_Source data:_
»»
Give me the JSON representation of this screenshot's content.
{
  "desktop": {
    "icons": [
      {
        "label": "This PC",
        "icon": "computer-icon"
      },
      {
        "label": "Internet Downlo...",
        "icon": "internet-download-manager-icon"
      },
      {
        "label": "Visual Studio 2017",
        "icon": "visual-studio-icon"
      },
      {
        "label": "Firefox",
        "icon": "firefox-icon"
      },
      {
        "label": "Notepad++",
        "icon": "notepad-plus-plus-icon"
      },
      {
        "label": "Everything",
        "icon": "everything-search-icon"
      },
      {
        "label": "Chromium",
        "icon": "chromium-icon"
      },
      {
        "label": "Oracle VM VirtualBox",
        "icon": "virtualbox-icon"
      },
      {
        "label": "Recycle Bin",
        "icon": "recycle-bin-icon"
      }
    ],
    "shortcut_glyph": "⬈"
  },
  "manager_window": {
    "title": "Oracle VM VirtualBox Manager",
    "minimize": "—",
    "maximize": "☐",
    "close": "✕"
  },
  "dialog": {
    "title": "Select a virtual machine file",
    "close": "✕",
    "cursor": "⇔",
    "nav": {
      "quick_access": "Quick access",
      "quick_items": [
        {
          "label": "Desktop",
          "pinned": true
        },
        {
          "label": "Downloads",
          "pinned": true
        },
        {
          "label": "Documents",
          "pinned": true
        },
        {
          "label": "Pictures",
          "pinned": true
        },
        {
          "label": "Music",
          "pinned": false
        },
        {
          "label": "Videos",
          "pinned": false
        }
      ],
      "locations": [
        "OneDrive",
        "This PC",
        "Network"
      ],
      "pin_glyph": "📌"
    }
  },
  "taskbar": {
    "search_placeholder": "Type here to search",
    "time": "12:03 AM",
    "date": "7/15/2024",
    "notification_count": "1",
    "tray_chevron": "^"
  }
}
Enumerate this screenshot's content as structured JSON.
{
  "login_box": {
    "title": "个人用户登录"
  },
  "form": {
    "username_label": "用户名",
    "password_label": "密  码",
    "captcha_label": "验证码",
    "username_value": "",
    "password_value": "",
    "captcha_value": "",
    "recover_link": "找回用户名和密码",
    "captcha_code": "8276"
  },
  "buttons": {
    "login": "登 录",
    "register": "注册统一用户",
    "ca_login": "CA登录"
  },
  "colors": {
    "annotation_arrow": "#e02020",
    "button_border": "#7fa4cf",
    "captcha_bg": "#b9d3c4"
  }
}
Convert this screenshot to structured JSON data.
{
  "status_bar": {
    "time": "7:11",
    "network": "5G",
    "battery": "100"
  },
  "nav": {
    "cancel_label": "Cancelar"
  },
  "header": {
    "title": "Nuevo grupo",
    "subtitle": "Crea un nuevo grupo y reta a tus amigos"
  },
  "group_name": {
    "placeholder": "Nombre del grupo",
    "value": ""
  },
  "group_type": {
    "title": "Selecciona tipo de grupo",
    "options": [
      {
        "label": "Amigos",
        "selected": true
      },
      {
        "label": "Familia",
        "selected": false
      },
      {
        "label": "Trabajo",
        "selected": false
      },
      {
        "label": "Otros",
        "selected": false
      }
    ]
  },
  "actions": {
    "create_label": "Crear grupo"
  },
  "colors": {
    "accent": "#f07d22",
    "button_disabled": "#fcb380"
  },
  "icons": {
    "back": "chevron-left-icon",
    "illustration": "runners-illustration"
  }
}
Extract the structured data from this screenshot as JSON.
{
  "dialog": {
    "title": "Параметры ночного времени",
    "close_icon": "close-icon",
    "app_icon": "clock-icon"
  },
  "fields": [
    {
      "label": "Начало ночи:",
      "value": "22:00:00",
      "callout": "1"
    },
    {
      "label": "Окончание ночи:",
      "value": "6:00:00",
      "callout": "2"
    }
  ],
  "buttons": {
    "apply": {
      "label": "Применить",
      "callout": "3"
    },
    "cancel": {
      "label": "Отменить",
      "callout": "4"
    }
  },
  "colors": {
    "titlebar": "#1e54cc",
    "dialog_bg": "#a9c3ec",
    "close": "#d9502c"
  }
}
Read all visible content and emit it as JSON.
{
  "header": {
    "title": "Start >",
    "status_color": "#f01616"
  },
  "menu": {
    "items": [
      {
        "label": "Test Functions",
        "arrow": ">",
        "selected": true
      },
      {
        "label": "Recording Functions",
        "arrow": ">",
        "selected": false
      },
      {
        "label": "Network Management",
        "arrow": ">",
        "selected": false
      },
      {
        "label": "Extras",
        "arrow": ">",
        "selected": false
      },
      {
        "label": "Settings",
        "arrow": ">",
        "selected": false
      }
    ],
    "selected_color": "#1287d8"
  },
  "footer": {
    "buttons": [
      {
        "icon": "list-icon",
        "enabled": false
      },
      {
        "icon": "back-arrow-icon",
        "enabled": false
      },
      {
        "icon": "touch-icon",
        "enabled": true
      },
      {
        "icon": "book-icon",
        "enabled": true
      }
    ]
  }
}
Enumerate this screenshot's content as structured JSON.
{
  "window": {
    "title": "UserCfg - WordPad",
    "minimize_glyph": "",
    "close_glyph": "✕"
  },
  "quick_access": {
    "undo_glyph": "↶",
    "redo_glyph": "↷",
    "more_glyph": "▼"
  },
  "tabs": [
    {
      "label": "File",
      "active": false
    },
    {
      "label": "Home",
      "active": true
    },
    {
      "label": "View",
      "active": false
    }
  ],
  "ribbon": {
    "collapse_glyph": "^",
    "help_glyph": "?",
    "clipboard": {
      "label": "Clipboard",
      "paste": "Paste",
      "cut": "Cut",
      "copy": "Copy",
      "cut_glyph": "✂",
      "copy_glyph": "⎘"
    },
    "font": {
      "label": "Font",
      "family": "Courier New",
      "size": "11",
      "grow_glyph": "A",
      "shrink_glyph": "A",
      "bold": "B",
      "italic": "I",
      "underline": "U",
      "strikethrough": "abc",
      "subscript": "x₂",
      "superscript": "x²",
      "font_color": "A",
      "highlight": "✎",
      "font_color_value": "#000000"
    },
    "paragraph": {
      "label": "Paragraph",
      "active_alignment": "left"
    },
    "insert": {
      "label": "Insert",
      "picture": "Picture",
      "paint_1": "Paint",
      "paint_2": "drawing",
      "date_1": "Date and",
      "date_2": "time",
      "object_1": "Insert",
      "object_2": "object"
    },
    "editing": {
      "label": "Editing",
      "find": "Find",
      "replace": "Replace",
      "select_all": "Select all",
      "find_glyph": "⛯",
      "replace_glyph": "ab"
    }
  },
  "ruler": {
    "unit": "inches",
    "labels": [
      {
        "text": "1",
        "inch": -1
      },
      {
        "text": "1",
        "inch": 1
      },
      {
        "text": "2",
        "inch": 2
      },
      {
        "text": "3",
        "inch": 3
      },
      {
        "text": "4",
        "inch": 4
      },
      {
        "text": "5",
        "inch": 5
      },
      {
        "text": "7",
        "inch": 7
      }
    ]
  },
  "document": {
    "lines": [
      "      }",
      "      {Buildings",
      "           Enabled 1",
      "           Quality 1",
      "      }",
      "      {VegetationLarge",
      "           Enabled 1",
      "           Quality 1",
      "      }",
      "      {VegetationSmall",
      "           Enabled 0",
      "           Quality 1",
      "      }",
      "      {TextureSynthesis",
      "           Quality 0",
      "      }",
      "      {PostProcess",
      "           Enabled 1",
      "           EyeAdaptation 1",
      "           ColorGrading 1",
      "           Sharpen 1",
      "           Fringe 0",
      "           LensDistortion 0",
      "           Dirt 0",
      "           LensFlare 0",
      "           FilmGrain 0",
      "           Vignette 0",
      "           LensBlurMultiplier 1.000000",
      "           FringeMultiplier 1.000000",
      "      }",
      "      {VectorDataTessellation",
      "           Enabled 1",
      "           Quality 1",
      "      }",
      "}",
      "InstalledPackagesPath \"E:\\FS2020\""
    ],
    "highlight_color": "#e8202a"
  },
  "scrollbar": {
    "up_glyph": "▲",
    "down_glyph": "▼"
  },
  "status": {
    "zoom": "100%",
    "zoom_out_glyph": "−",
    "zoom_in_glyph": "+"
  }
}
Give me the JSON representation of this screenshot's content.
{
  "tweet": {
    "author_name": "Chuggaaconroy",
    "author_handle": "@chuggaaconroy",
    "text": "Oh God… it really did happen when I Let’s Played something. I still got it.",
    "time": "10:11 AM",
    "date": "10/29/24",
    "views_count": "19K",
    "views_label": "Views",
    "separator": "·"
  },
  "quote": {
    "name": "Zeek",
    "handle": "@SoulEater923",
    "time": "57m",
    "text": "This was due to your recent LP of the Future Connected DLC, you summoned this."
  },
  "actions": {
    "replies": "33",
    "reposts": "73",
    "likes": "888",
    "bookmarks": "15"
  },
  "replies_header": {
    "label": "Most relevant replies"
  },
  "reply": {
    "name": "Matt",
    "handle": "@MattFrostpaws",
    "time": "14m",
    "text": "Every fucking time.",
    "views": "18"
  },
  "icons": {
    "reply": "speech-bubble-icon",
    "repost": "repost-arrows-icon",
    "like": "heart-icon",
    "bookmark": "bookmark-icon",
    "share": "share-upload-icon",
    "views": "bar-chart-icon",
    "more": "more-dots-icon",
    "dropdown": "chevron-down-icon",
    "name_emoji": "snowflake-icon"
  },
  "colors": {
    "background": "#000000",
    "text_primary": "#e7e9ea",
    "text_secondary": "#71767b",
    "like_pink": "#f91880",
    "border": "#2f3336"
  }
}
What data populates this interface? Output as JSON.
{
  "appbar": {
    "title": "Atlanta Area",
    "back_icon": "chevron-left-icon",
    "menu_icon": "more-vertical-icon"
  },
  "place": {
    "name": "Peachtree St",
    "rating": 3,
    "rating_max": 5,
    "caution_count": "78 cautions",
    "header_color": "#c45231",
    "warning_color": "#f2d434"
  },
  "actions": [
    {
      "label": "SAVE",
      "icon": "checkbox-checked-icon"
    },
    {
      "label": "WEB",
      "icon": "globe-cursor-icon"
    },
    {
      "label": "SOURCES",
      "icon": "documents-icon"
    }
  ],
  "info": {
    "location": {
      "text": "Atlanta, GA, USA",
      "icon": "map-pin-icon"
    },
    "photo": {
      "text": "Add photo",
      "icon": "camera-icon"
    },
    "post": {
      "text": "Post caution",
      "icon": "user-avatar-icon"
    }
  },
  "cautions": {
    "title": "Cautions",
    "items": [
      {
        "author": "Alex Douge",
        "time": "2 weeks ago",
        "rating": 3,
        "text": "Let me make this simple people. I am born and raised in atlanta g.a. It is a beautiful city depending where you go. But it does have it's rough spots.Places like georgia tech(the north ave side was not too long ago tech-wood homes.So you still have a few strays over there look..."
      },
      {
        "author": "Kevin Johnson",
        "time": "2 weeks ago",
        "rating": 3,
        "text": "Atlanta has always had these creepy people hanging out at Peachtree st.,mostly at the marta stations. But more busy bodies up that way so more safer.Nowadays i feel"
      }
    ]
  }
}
««
_DIRECTION:_
List every line in the records above that contains the word "Oracle".

_WRITTEN RESPONSE:_
        "label": "Oracle VM VirtualBox",
    "title": "Oracle VM VirtualBox Manager",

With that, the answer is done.